# Data to use:
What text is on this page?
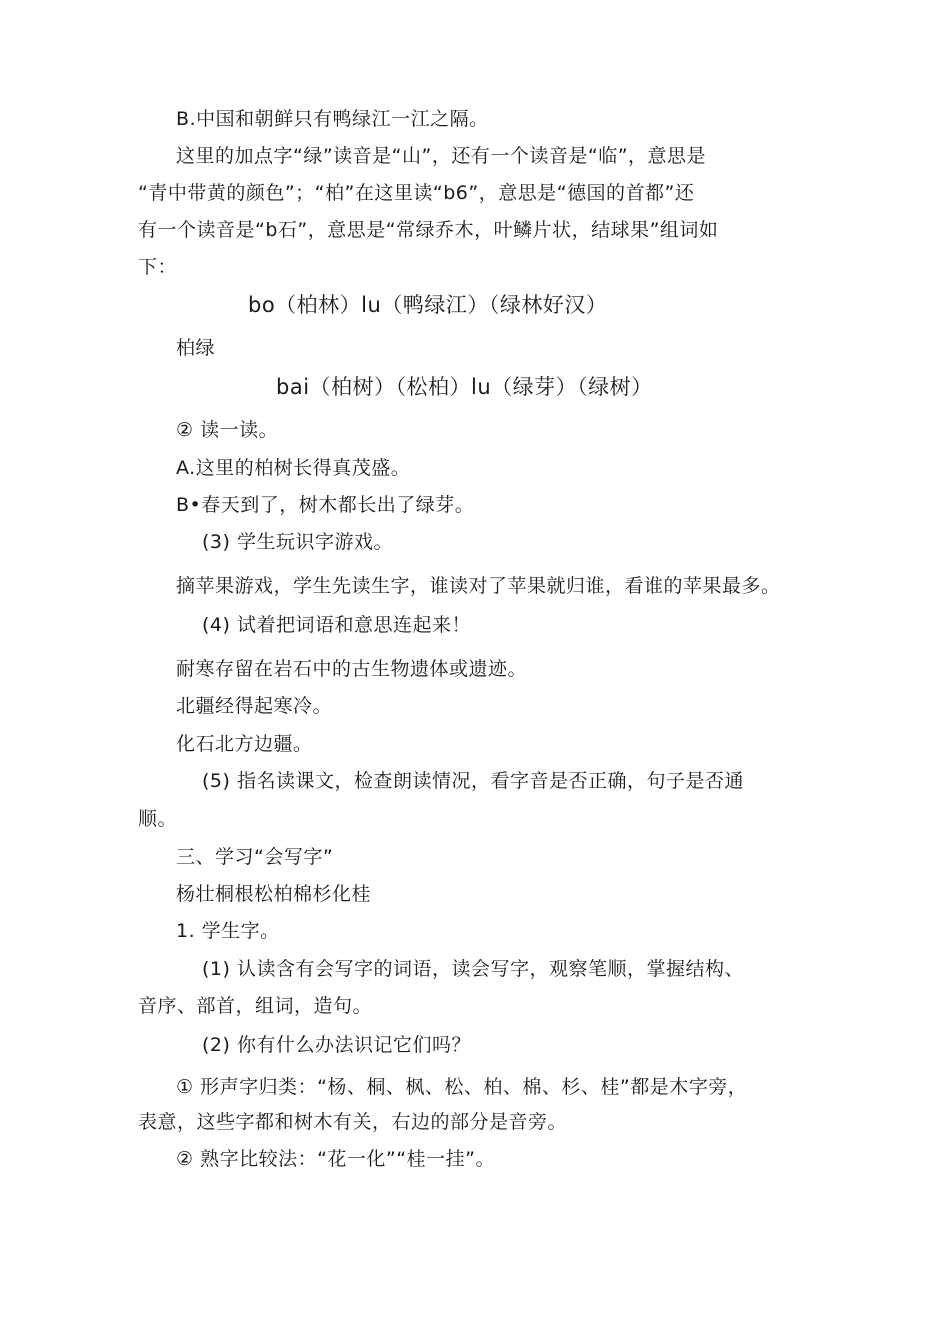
B.中国和朝鲜只有鸭绿江一江之隔。
这里的加点字“绿”读音是“山”，还有一个读音是“临”，意思是
“青中带黄的颜色”；“柏”在这里读“b6”，意思是“德国的首都”还
有一个读音是“b石”，意思是“常绿乔木，叶鳞片状，结球果”组词如
下：
bo（柏林）lu（鸭绿江）（绿林好汉）
柏绿
bai（柏树）（松柏）lu（绿芽）（绿树）
② 读一读。
A.这里的柏树长得真茂盛。
B•春天到了，树木都长出了绿芽。
(3) 学生玩识字游戏。
摘苹果游戏，学生先读生字，谁读对了苹果就归谁，看谁的苹果最多。
(4) 试着把词语和意思连起来！
耐寒存留在岩石中的古生物遗体或遗迹。
北疆经得起寒冷。
化石北方边疆。
(5) 指名读课文，检查朗读情况，看字音是否正确，句子是否通
顺。
三、学习“会写字”
杨壮桐根松柏棉杉化桂
1. 学生字。
(1) 认读含有会写字的词语，读会写字，观察笔顺，掌握结构、
音序、部首，组词，造句。
(2) 你有什么办法识记它们吗？
① 形声字归类：“杨、桐、枫、松、柏、棉、杉、桂”都是木字旁，
表意，这些字都和树木有关，右边的部分是音旁。
② 熟字比较法：“花一化”“桂一挂”。
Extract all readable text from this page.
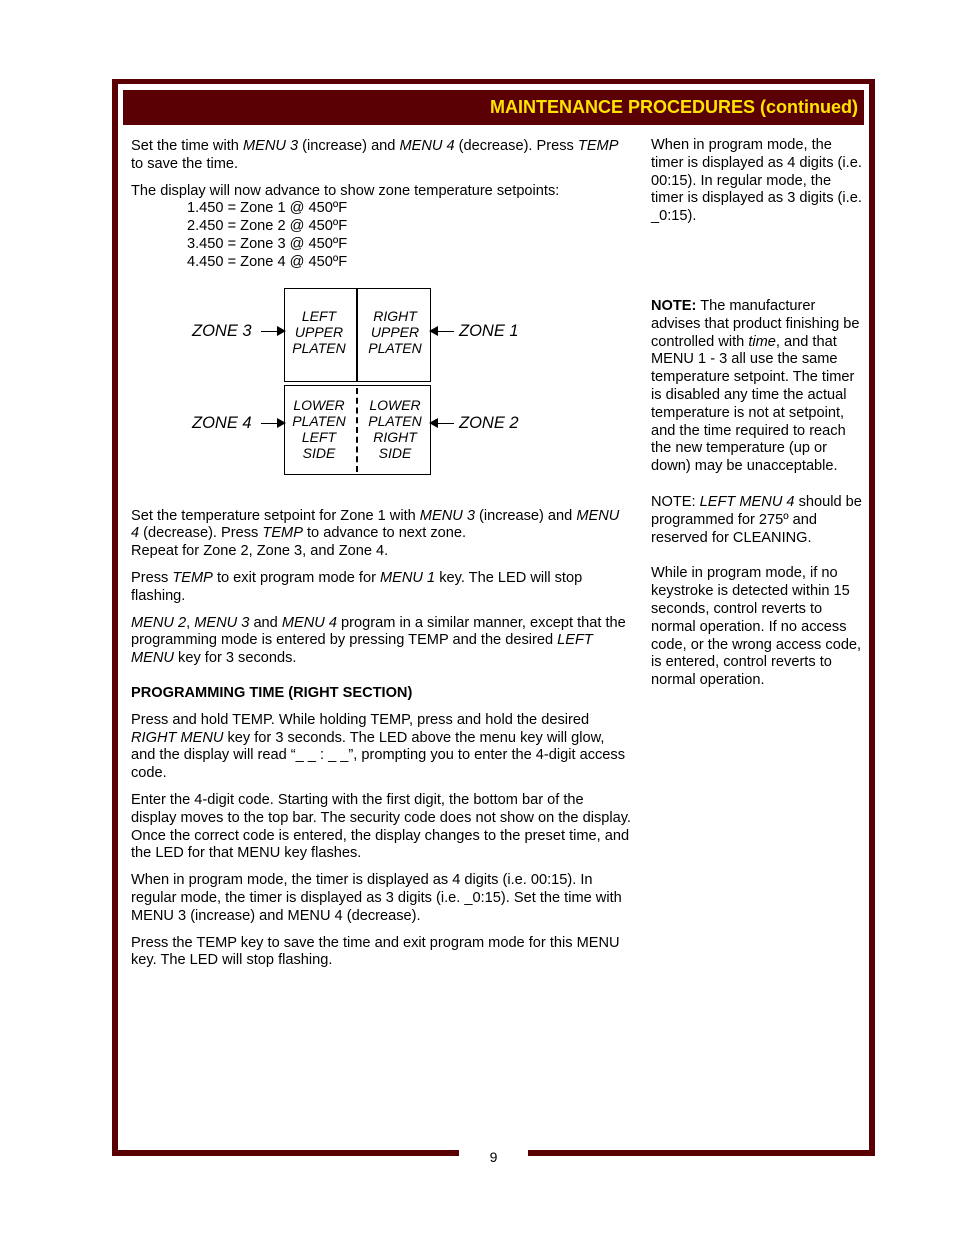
MAINTENANCE PROCEDURES (continued)

Set the time with MENU 3 (increase) and MENU 4 (decrease). Press TEMP to save the time.

The display will now advance to show zone temperature setpoints:

1.450 = Zone 1 @ 450ºF
2.450 = Zone 2 @ 450ºF
3.450 = Zone 3 @ 450ºF
4.450 = Zone 4 @ 450ºF
LEFT
UPPER
PLATEN
RIGHT
UPPER
PLATEN
LOWER
PLATEN
LEFT
SIDE
LOWER
PLATEN
RIGHT
SIDE
ZONE 3	ZONE 1
ZONE 4	ZONE 2

Set the temperature setpoint for Zone 1 with MENU 3 (increase) and MENU 4 (decrease). Press TEMP to advance to next zone.
Repeat for Zone 2, Zone 3, and Zone 4.

Press TEMP to exit program mode for MENU 1 key. The LED will stop flashing.

MENU 2, MENU 3 and MENU 4 program in a similar manner, except that the programming mode is entered by pressing TEMP and the desired LEFT MENU key for 3 seconds.

PROGRAMMING TIME (RIGHT SECTION)

Press and hold TEMP. While holding TEMP, press and hold the desired RIGHT MENU key for 3 seconds. The LED above the menu key will glow, and the display will read “_ _ : _ _”, prompting you to enter the 4-digit access code.

Enter the 4-digit code. Starting with the first digit, the bottom bar of the display moves to the top bar. The security code does not show on the display. Once the correct code is entered, the display changes to the preset time, and the LED for that MENU key flashes.

When in program mode, the timer is displayed as 4 digits (i.e. 00:15). In regular mode, the timer is displayed as 3 digits (i.e. _0:15). Set the time with MENU 3 (increase) and MENU 4 (decrease).

Press the TEMP key to save the time and exit program mode for this MENU key. The LED will stop flashing.

When in program mode, the timer is displayed as 4 digits (i.e. 00:15). In regular mode, the timer is displayed as 3 digits (i.e. _0:15).

NOTE: The manufacturer advises that product finishing be controlled with time, and that MENU 1 - 3 all use the same temperature setpoint. The timer is disabled any time the actual temperature is not at setpoint, and the time required to reach the new temperature (up or down) may be unacceptable.

NOTE: LEFT MENU 4 should be programmed for 275º and reserved for CLEANING.

While in program mode, if no keystroke is detected within 15 seconds, control reverts to normal operation. If no access code, or the wrong access code, is entered, control reverts to normal operation.

9
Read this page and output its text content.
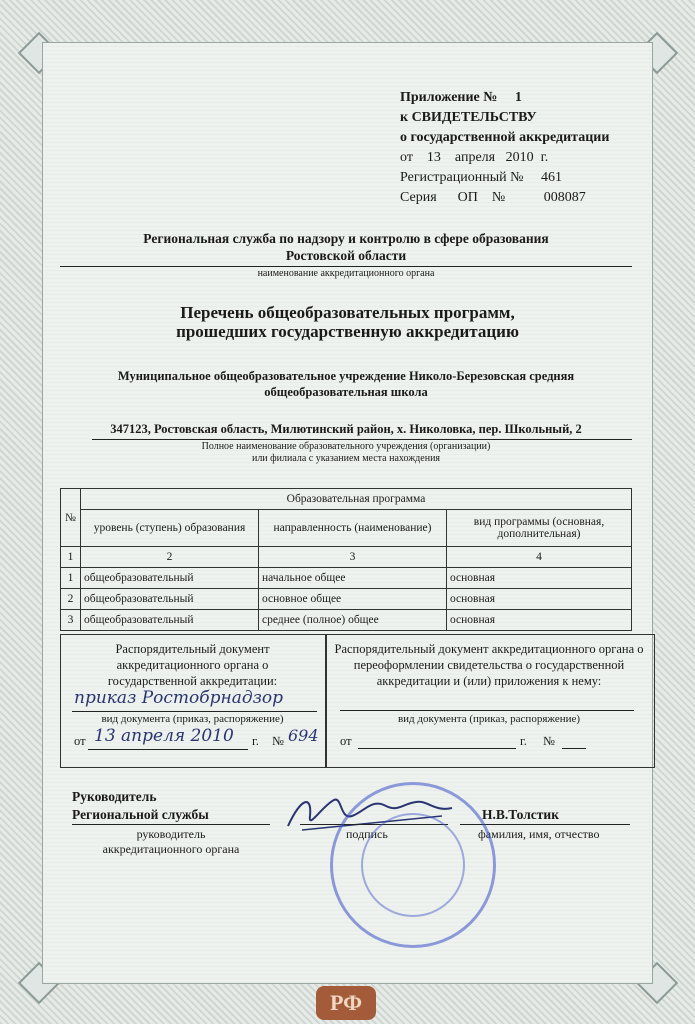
Приложение №     1
к СВИДЕТЕЛЬСТВУ
о государственной аккредитации
от    13    апреля   2010  г.
Регистрационный №     461
Серия      ОП    №           008087
Региональная служба по надзору и контролю в сфере образования
Ростовской области
наименование аккредитационного органа
Перечень общеобразовательных программ,
прошедших государственную аккредитацию
Муниципальное общеобразовательное учреждение Николо-Березовская средняя
общеобразовательная школа
347123, Ростовская область, Милютинский район, х. Николовка, пер. Школьный, 2
Полное наименование образовательного учреждения (организации)
или филиала с указанием места нахождения
№	Образовательная программа		
	уровень (ступень) образования	направленность (наименование)	вид программы (основная, дополнительная)
1	2	3	4
1	общеобразовательный	начальное общее	основная
2	общеобразовательный	основное общее	основная
3	общеобразовательный	среднее (полное) общее	основная
Распорядительный документ
аккредитационного органа о
государственной аккредитации:
приказ Ростобрнадзор
вид документа (приказ, распоряжение)
от 13 апреля 2010 г. № 694
Распорядительный документ аккредитационного органа о
переоформлении свидетельства о государственной
аккредитации и (или) приложения к нему:
вид документа (приказ, распоряжение)
от	г. №
Руководитель
Региональной службы
руководитель
аккредитационного органа
подпись
Н.В.Толстик
фамилия, имя, отчество
РФ
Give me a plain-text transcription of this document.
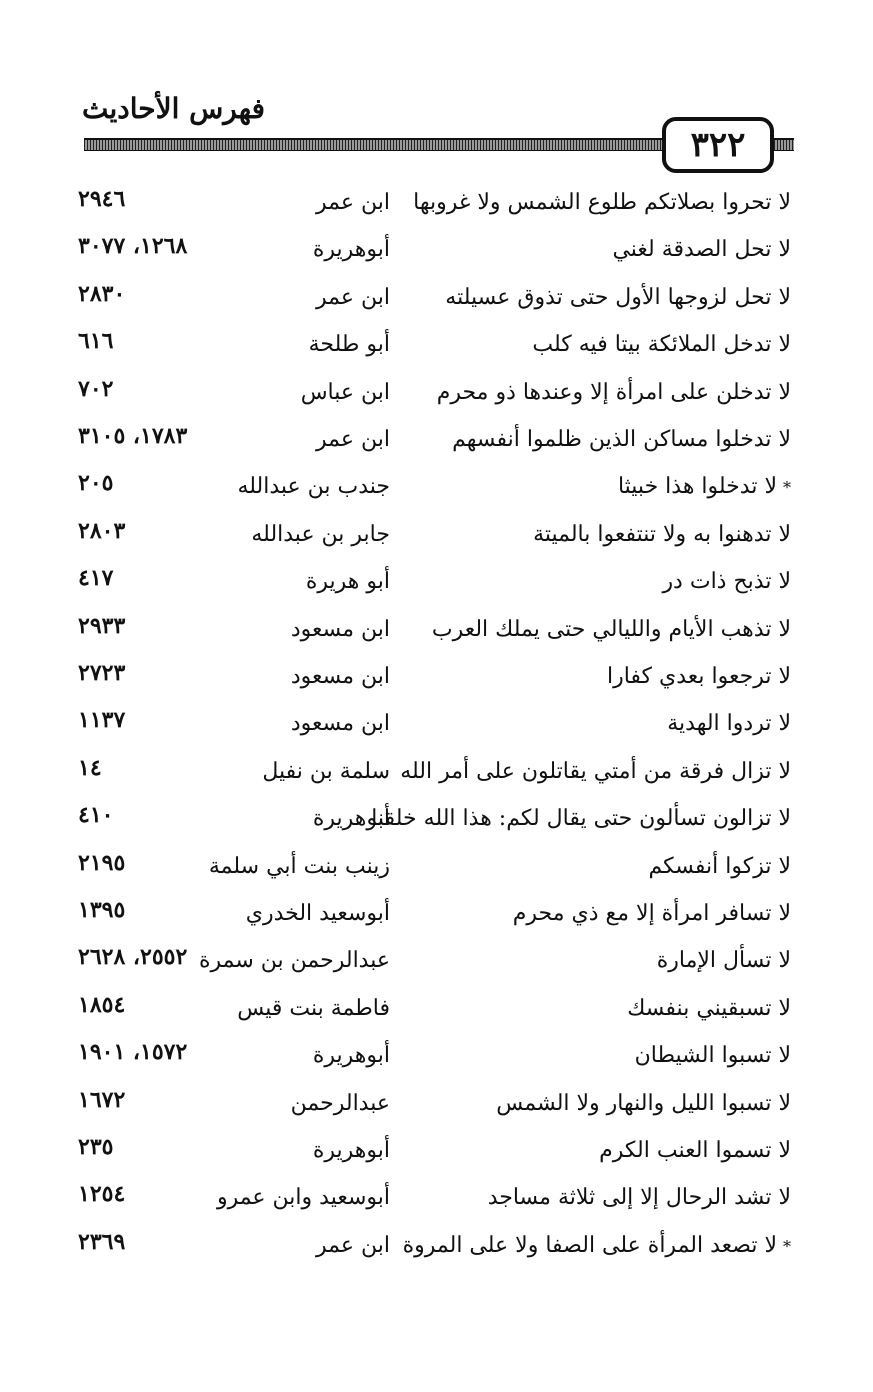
فهرس الأحاديث
٣٢٢
لا تحروا بصلاتكم طلوع الشمس ولا غروبها
ابن عمر
٢٩٤٦
لا تحل الصدقة لغني
أبوهريرة
١٢٦٨، ٣٠٧٧
لا تحل لزوجها الأول حتى تذوق عسيلته
ابن عمر
٢٨٣٠
لا تدخل الملائكة بيتا فيه كلب
أبو طلحة
٦١٦
لا تدخلن على امرأة إلا وعندها ذو محرم
ابن عباس
٧٠٢
لا تدخلوا مساكن الذين ظلموا أنفسهم
ابن عمر
١٧٨٣، ٣١٠٥
*لا تدخلوا هذا خبيثا
جندب بن عبدالله
٢٠٥
لا تدهنوا به ولا تنتفعوا بالميتة
جابر بن عبدالله
٢٨٠٣
لا تذبح ذات در
أبو هريرة
٤١٧
لا تذهب الأيام والليالي حتى يملك العرب
ابن مسعود
٢٩٣٣
لا ترجعوا بعدي كفارا
ابن مسعود
٢٧٢٣
لا تردوا الهدية
ابن مسعود
١١٣٧
لا تزال فرقة من أمتي يقاتلون على أمر الله
سلمة بن نفيل
١٤
لا تزالون تسألون حتى يقال لكم: هذا الله خلقنا
أبوهريرة
٤١٠
لا تزكوا أنفسكم
زينب بنت أبي سلمة
٢١٩٥
لا تسافر امرأة إلا مع ذي محرم
أبوسعيد الخدري
١٣٩٥
لا تسأل الإمارة
عبدالرحمن بن سمرة
٢٥٥٢، ٢٦٢٨
لا تسبقيني بنفسك
فاطمة بنت قيس
١٨٥٤
لا تسبوا الشيطان
أبوهريرة
١٥٧٢، ١٩٠١
لا تسبوا الليل والنهار ولا الشمس
عبدالرحمن
١٦٧٢
لا تسموا العنب الكرم
أبوهريرة
٢٣٥
لا تشد الرحال إلا إلى ثلاثة مساجد
أبوسعيد وابن عمرو
١٢٥٤
*لا تصعد المرأة على الصفا ولا على المروة
ابن عمر
٢٣٦٩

# What is being asked:
Using the listing, copy every line where the word "تدخلوا" shows up.

# Response to this task:
لا تدخلوا مساكن الذين ظلموا أنفسهم
*لا تدخلوا هذا خبيثا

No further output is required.